Collection entries:

........

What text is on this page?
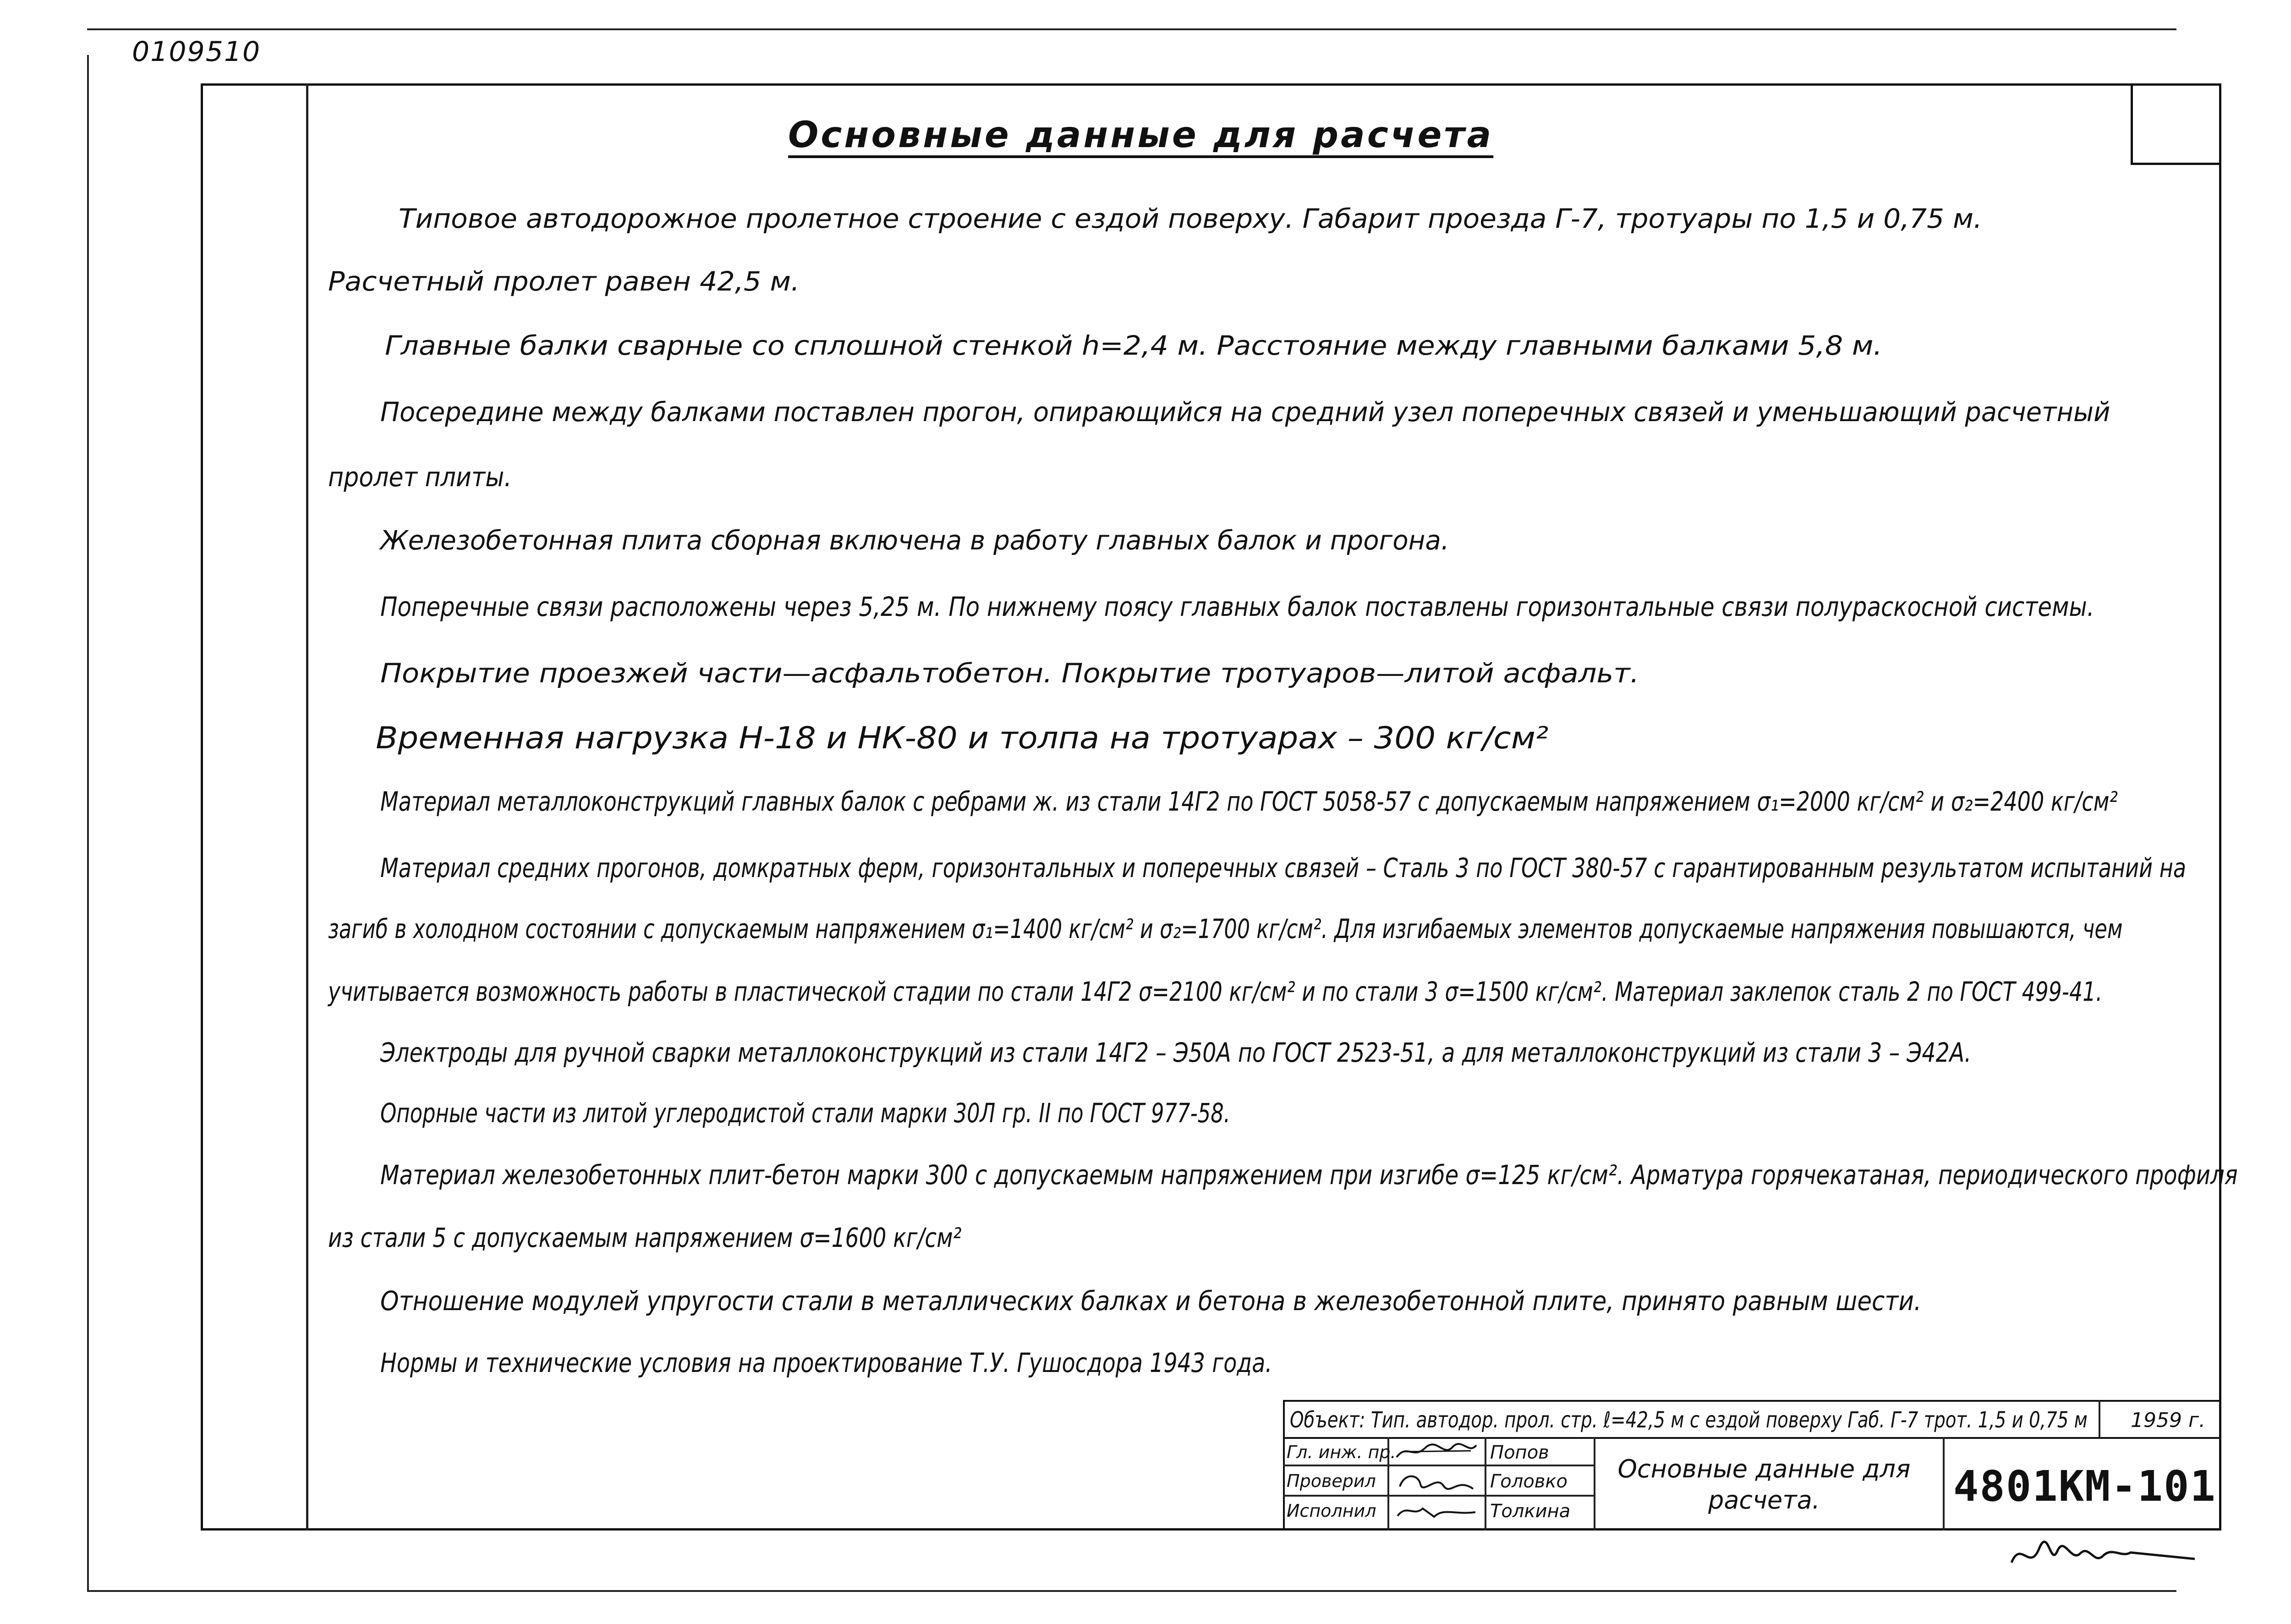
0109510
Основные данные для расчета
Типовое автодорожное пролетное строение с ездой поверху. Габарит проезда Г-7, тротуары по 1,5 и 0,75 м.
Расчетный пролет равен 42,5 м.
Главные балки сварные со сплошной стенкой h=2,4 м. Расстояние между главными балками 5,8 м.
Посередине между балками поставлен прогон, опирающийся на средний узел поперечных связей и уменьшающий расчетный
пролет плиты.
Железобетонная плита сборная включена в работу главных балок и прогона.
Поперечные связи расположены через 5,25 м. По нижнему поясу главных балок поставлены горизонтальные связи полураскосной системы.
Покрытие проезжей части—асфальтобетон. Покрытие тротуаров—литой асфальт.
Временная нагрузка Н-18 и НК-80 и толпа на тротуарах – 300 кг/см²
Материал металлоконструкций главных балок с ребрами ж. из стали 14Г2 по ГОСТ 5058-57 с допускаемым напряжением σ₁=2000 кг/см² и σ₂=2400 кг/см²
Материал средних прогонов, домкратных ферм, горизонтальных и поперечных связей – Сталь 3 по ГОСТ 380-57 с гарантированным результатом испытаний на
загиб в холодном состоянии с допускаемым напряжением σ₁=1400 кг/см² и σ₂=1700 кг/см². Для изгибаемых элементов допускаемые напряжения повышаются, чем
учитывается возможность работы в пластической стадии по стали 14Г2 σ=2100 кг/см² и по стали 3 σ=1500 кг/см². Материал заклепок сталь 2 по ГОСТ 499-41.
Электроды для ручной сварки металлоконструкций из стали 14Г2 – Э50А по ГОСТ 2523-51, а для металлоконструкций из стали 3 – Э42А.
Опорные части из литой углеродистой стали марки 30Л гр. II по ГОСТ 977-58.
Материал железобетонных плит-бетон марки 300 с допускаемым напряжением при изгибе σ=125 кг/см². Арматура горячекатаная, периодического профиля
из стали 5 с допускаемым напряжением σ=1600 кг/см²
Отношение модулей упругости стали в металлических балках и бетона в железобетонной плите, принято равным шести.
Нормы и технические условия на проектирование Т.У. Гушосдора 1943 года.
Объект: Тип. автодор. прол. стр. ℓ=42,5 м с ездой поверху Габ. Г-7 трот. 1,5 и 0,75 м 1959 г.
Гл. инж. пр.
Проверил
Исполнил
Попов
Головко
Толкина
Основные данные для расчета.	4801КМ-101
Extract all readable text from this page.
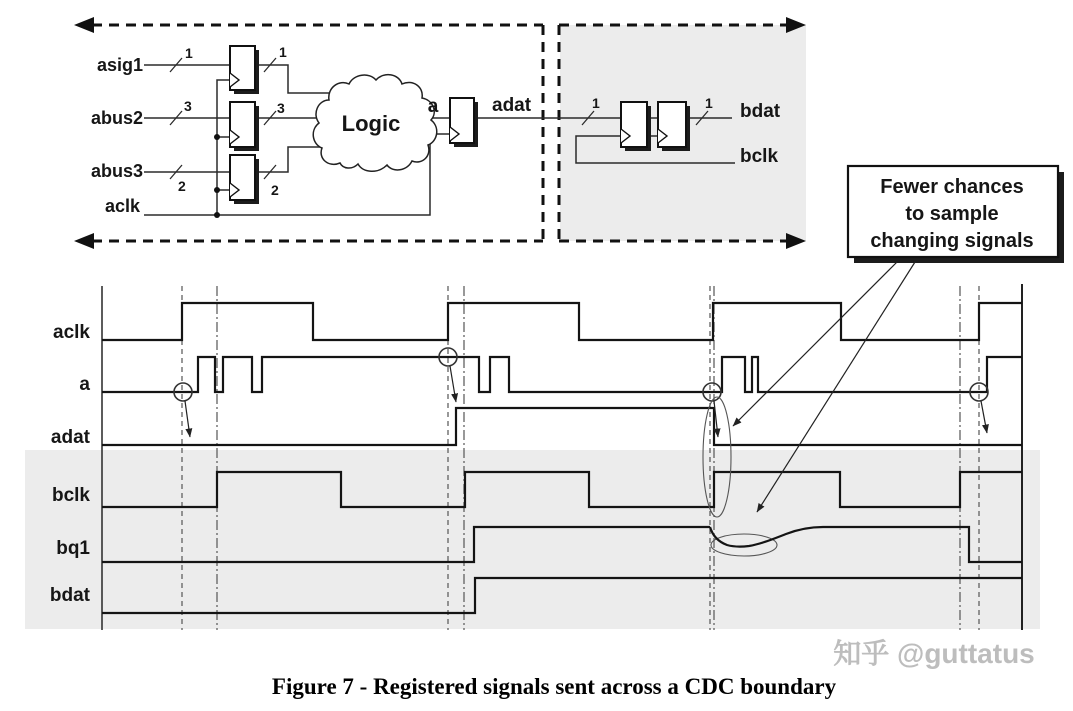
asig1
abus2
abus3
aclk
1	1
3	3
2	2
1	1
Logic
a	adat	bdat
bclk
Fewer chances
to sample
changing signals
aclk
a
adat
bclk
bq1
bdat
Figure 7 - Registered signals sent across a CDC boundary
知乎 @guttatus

........

* _EXERCISE PROMPT_
Take the line containing "Extract all readable text from this page." and every line after it up to the end of the entries, and quote them exactly. Both ends count; the pictures do not.

* _RESULT_
Extract all readable text from this page.
asig1
abus2
abus3
aclk
1	1
3	3
2	2
1	1
Logic
a	adat	bdat
bclk
Fewer chances
to sample
changing signals
aclk
a
adat
bclk
bq1
bdat
Figure 7 - Registered signals sent across a CDC boundary
知乎 @guttatus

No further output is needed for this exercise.